*The problem:*
Within the material below, find each line bearing the word "JSON" and present it.

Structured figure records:

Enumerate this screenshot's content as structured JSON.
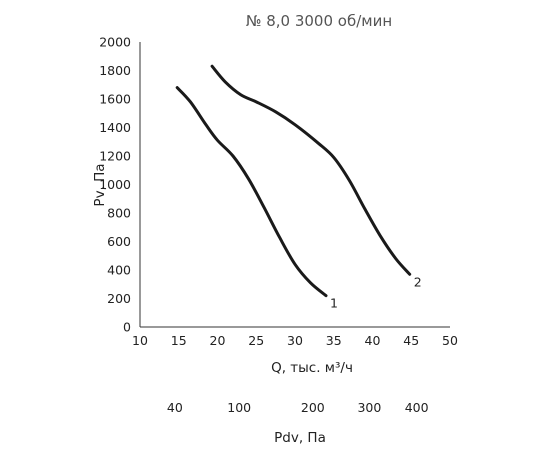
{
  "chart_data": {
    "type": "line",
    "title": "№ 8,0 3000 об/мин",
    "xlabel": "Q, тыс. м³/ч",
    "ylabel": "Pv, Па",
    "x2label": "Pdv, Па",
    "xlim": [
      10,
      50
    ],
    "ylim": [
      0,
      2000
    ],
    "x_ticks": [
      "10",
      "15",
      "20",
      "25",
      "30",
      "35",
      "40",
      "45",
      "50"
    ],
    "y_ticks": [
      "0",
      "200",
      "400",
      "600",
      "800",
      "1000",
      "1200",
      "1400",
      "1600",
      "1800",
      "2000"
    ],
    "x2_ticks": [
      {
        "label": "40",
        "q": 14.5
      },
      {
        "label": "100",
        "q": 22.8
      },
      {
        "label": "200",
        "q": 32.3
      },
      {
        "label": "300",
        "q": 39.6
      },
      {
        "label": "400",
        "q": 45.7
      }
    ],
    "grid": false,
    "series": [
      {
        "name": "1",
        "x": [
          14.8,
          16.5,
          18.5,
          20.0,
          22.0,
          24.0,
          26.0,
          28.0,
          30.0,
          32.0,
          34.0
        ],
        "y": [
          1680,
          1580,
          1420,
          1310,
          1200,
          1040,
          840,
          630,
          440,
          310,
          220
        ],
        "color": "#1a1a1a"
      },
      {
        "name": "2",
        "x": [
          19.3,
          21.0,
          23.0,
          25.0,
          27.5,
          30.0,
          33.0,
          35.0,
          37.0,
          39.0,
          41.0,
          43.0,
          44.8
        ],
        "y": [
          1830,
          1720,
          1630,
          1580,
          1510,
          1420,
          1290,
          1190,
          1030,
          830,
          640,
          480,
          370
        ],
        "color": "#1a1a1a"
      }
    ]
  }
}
==
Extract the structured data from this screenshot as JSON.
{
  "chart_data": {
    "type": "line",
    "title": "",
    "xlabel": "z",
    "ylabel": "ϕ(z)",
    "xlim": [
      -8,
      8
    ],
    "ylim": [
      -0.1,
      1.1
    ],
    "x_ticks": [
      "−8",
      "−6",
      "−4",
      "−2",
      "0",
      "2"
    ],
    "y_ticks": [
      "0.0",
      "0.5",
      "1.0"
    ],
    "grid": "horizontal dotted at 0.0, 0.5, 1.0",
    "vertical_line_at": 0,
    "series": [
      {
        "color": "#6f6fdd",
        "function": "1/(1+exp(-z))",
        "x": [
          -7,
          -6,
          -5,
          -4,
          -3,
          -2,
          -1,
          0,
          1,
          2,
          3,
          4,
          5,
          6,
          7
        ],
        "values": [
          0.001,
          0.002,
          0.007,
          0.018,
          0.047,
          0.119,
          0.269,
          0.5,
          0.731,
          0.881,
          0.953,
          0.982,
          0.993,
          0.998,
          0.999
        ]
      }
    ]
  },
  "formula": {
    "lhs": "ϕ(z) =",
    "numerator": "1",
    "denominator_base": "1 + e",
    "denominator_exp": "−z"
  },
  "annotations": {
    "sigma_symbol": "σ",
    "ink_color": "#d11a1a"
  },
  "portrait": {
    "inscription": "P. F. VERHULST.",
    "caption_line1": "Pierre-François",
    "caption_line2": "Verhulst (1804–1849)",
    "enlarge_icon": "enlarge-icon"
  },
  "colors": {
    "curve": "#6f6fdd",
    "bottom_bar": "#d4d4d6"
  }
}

*Written response:*
Enumerate this screenshot's content as structured JSON.
Extract the structured data from this screenshot as JSON.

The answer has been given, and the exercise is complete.